The records below are to be quoted in full; please keep every word exact.
--- start Data ---
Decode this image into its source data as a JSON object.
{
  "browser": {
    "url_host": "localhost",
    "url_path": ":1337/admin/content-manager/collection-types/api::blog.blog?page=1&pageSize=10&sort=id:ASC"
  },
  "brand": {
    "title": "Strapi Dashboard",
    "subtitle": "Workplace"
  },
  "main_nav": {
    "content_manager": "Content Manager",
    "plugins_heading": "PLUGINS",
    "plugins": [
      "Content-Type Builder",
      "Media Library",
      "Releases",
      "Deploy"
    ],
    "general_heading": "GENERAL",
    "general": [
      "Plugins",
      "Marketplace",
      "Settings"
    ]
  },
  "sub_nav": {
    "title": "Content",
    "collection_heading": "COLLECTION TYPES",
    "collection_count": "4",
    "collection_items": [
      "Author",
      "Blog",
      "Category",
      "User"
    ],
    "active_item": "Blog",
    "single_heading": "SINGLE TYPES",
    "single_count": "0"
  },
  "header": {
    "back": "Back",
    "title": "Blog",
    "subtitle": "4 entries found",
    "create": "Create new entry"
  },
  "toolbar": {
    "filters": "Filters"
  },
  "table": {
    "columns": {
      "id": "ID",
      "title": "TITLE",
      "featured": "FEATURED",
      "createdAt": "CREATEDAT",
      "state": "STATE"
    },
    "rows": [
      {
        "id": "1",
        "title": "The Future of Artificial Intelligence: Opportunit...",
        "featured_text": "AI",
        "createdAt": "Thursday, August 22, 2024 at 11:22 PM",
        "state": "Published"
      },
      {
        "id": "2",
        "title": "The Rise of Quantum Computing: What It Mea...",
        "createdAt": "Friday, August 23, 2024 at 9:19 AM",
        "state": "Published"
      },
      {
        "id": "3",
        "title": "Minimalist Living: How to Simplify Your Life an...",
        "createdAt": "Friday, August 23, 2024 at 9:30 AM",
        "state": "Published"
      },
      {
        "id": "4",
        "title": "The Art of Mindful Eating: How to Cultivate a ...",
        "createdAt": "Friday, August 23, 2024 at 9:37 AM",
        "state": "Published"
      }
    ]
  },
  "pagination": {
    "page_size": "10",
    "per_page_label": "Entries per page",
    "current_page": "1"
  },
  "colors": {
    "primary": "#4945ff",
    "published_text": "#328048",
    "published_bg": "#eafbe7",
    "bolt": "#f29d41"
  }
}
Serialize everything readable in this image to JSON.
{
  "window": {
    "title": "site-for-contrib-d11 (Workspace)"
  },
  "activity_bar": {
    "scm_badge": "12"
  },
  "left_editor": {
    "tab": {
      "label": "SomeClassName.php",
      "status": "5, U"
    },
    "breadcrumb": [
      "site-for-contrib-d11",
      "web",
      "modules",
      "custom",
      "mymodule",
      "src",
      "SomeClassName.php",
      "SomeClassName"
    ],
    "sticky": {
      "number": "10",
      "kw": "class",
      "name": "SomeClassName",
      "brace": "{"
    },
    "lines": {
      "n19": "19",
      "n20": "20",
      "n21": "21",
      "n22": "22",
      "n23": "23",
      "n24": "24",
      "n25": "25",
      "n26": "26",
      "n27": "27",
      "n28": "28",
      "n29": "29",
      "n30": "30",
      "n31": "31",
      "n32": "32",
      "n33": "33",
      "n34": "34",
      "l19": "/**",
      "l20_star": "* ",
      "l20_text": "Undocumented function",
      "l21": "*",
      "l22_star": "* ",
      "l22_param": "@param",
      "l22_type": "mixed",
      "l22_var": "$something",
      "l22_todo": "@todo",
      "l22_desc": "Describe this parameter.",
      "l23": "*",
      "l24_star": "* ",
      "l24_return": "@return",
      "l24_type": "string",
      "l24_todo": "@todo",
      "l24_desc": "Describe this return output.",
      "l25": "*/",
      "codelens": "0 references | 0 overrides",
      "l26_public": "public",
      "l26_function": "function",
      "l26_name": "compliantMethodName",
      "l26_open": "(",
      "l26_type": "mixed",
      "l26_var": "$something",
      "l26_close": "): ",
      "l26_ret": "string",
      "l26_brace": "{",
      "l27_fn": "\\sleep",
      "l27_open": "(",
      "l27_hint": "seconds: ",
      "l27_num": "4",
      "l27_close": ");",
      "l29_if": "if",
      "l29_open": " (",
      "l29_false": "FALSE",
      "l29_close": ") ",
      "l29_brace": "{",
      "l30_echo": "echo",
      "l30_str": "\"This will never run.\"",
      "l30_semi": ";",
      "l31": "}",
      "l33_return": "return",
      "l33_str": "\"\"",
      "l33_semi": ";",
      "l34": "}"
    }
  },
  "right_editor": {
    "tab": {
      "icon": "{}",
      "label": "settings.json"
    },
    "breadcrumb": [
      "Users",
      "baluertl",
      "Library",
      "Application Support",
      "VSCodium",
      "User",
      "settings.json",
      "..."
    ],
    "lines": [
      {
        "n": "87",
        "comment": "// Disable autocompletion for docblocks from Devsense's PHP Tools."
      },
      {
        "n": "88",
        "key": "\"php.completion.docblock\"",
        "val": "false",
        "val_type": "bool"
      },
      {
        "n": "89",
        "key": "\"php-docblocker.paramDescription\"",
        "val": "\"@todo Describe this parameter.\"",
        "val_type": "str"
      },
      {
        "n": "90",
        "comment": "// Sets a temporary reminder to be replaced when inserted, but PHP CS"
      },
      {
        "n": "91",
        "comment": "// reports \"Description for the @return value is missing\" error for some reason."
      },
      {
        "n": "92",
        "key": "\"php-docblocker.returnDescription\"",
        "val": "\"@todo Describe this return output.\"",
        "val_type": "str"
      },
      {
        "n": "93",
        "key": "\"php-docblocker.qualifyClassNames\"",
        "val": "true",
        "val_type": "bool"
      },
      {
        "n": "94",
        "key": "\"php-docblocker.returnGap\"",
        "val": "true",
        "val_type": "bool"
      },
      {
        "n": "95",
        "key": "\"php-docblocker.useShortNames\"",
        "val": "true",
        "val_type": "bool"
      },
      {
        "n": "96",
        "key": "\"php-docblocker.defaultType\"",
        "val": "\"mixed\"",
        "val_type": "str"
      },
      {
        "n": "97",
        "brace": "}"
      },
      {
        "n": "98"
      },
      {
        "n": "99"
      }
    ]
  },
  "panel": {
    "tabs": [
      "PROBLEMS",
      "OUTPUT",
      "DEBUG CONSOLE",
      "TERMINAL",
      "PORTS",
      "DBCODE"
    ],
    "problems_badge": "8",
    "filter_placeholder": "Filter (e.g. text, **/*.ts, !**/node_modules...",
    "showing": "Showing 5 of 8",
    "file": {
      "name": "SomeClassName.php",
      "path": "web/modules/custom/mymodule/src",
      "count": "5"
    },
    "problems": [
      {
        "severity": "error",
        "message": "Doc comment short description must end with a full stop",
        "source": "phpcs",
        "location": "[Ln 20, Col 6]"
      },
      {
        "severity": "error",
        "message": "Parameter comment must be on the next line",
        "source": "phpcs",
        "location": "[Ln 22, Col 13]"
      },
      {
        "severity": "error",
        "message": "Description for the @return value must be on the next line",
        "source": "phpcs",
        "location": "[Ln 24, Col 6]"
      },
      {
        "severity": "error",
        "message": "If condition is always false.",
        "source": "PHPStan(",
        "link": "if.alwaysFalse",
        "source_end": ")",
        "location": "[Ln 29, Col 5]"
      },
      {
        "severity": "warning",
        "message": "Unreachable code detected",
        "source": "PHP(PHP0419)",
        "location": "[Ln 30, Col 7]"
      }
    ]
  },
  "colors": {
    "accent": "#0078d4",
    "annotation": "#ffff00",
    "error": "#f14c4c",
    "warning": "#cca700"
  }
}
--- end Data ---
Full solution:
Decode this image into its source data as a JSON object.
{
  "browser": {
    "url_host": "localhost",
    "url_path": ":1337/admin/content-manager/collection-types/api::blog.blog?page=1&pageSize=10&sort=id:ASC"
  },
  "brand": {
    "title": "Strapi Dashboard",
    "subtitle": "Workplace"
  },
  "main_nav": {
    "content_manager": "Content Manager",
    "plugins_heading": "PLUGINS",
    "plugins": [
      "Content-Type Builder",
      "Media Library",
      "Releases",
      "Deploy"
    ],
    "general_heading": "GENERAL",
    "general": [
      "Plugins",
      "Marketplace",
      "Settings"
    ]
  },
  "sub_nav": {
    "title": "Content",
    "collection_heading": "COLLECTION TYPES",
    "collection_count": "4",
    "collection_items": [
      "Author",
      "Blog",
      "Category",
      "User"
    ],
    "active_item": "Blog",
    "single_heading": "SINGLE TYPES",
    "single_count": "0"
  },
  "header": {
    "back": "Back",
    "title": "Blog",
    "subtitle": "4 entries found",
    "create": "Create new entry"
  },
  "toolbar": {
    "filters": "Filters"
  },
  "table": {
    "columns": {
      "id": "ID",
      "title": "TITLE",
      "featured": "FEATURED",
      "createdAt": "CREATEDAT",
      "state": "STATE"
    },
    "rows": [
      {
        "id": "1",
        "title": "The Future of Artificial Intelligence: Opportunit...",
        "featured_text": "AI",
        "createdAt": "Thursday, August 22, 2024 at 11:22 PM",
        "state": "Published"
      },
      {
        "id": "2",
        "title": "The Rise of Quantum Computing: What It Mea...",
        "createdAt": "Friday, August 23, 2024 at 9:19 AM",
        "state": "Published"
      },
      {
        "id": "3",
        "title": "Minimalist Living: How to Simplify Your Life an...",
        "createdAt": "Friday, August 23, 2024 at 9:30 AM",
        "state": "Published"
      },
      {
        "id": "4",
        "title": "The Art of Mindful Eating: How to Cultivate a ...",
        "createdAt": "Friday, August 23, 2024 at 9:37 AM",
        "state": "Published"
      }
    ]
  },
  "pagination": {
    "page_size": "10",
    "per_page_label": "Entries per page",
    "current_page": "1"
  },
  "colors": {
    "primary": "#4945ff",
    "published_text": "#328048",
    "published_bg": "#eafbe7",
    "bolt": "#f29d41"
  }
}
Serialize everything readable in this image to JSON.
{
  "window": {
    "title": "site-for-contrib-d11 (Workspace)"
  },
  "activity_bar": {
    "scm_badge": "12"
  },
  "left_editor": {
    "tab": {
      "label": "SomeClassName.php",
      "status": "5, U"
    },
    "breadcrumb": [
      "site-for-contrib-d11",
      "web",
      "modules",
      "custom",
      "mymodule",
      "src",
      "SomeClassName.php",
      "SomeClassName"
    ],
    "sticky": {
      "number": "10",
      "kw": "class",
      "name": "SomeClassName",
      "brace": "{"
    },
    "lines": {
      "n19": "19",
      "n20": "20",
      "n21": "21",
      "n22": "22",
      "n23": "23",
      "n24": "24",
      "n25": "25",
      "n26": "26",
      "n27": "27",
      "n28": "28",
      "n29": "29",
      "n30": "30",
      "n31": "31",
      "n32": "32",
      "n33": "33",
      "n34": "34",
      "l19": "/**",
      "l20_star": "* ",
      "l20_text": "Undocumented function",
      "l21": "*",
      "l22_star": "* ",
      "l22_param": "@param",
      "l22_type": "mixed",
      "l22_var": "$something",
      "l22_todo": "@todo",
      "l22_desc": "Describe this parameter.",
      "l23": "*",
      "l24_star": "* ",
      "l24_return": "@return",
      "l24_type": "string",
      "l24_todo": "@todo",
      "l24_desc": "Describe this return output.",
      "l25": "*/",
      "codelens": "0 references | 0 overrides",
      "l26_public": "public",
      "l26_function": "function",
      "l26_name": "compliantMethodName",
      "l26_open": "(",
      "l26_type": "mixed",
      "l26_var": "$something",
      "l26_close": "): ",
      "l26_ret": "string",
      "l26_brace": "{",
      "l27_fn": "\\sleep",
      "l27_open": "(",
      "l27_hint": "seconds: ",
      "l27_num": "4",
      "l27_close": ");",
      "l29_if": "if",
      "l29_open": " (",
      "l29_false": "FALSE",
      "l29_close": ") ",
      "l29_brace": "{",
      "l30_echo": "echo",
      "l30_str": "\"This will never run.\"",
      "l30_semi": ";",
      "l31": "}",
      "l33_return": "return",
      "l33_str": "\"\"",
      "l33_semi": ";",
      "l34": "}"
    }
  },
  "right_editor": {
    "tab": {
      "icon": "{}",
      "label": "settings.json"
    },
    "breadcrumb": [
      "Users",
      "baluertl",
      "Library",
      "Application Support",
      "VSCodium",
      "User",
      "settings.json",
      "..."
    ],
    "lines": [
      {
        "n": "87",
        "comment": "// Disable autocompletion for docblocks from Devsense's PHP Tools."
      },
      {
        "n": "88",
        "key": "\"php.completion.docblock\"",
        "val": "false",
        "val_type": "bool"
      },
      {
        "n": "89",
        "key": "\"php-docblocker.paramDescription\"",
        "val": "\"@todo Describe this parameter.\"",
        "val_type": "str"
      },
      {
        "n": "90",
        "comment": "// Sets a temporary reminder to be replaced when inserted, but PHP CS"
      },
      {
        "n": "91",
        "comment": "// reports \"Description for the @return value is missing\" error for some reason."
      },
      {
        "n": "92",
        "key": "\"php-docblocker.returnDescription\"",
        "val": "\"@todo Describe this return output.\"",
        "val_type": "str"
      },
      {
        "n": "93",
        "key": "\"php-docblocker.qualifyClassNames\"",
        "val": "true",
        "val_type": "bool"
      },
      {
        "n": "94",
        "key": "\"php-docblocker.returnGap\"",
        "val": "true",
        "val_type": "bool"
      },
      {
        "n": "95",
        "key": "\"php-docblocker.useShortNames\"",
        "val": "true",
        "val_type": "bool"
      },
      {
        "n": "96",
        "key": "\"php-docblocker.defaultType\"",
        "val": "\"mixed\"",
        "val_type": "str"
      },
      {
        "n": "97",
        "brace": "}"
      },
      {
        "n": "98"
      },
      {
        "n": "99"
      }
    ]
  },
  "panel": {
    "tabs": [
      "PROBLEMS",
      "OUTPUT",
      "DEBUG CONSOLE",
      "TERMINAL",
      "PORTS",
      "DBCODE"
    ],
    "problems_badge": "8",
    "filter_placeholder": "Filter (e.g. text, **/*.ts, !**/node_modules...",
    "showing": "Showing 5 of 8",
    "file": {
      "name": "SomeClassName.php",
      "path": "web/modules/custom/mymodule/src",
      "count": "5"
    },
    "problems": [
      {
        "severity": "error",
        "message": "Doc comment short description must end with a full stop",
        "source": "phpcs",
        "location": "[Ln 20, Col 6]"
      },
      {
        "severity": "error",
        "message": "Parameter comment must be on the next line",
        "source": "phpcs",
        "location": "[Ln 22, Col 13]"
      },
      {
        "severity": "error",
        "message": "Description for the @return value must be on the next line",
        "source": "phpcs",
        "location": "[Ln 24, Col 6]"
      },
      {
        "severity": "error",
        "message": "If condition is always false.",
        "source": "PHPStan(",
        "link": "if.alwaysFalse",
        "source_end": ")",
        "location": "[Ln 29, Col 5]"
      },
      {
        "severity": "warning",
        "message": "Unreachable code detected",
        "source": "PHP(PHP0419)",
        "location": "[Ln 30, Col 7]"
      }
    ]
  },
  "colors": {
    "accent": "#0078d4",
    "annotation": "#ffff00",
    "error": "#f14c4c",
    "warning": "#cca700"
  }
}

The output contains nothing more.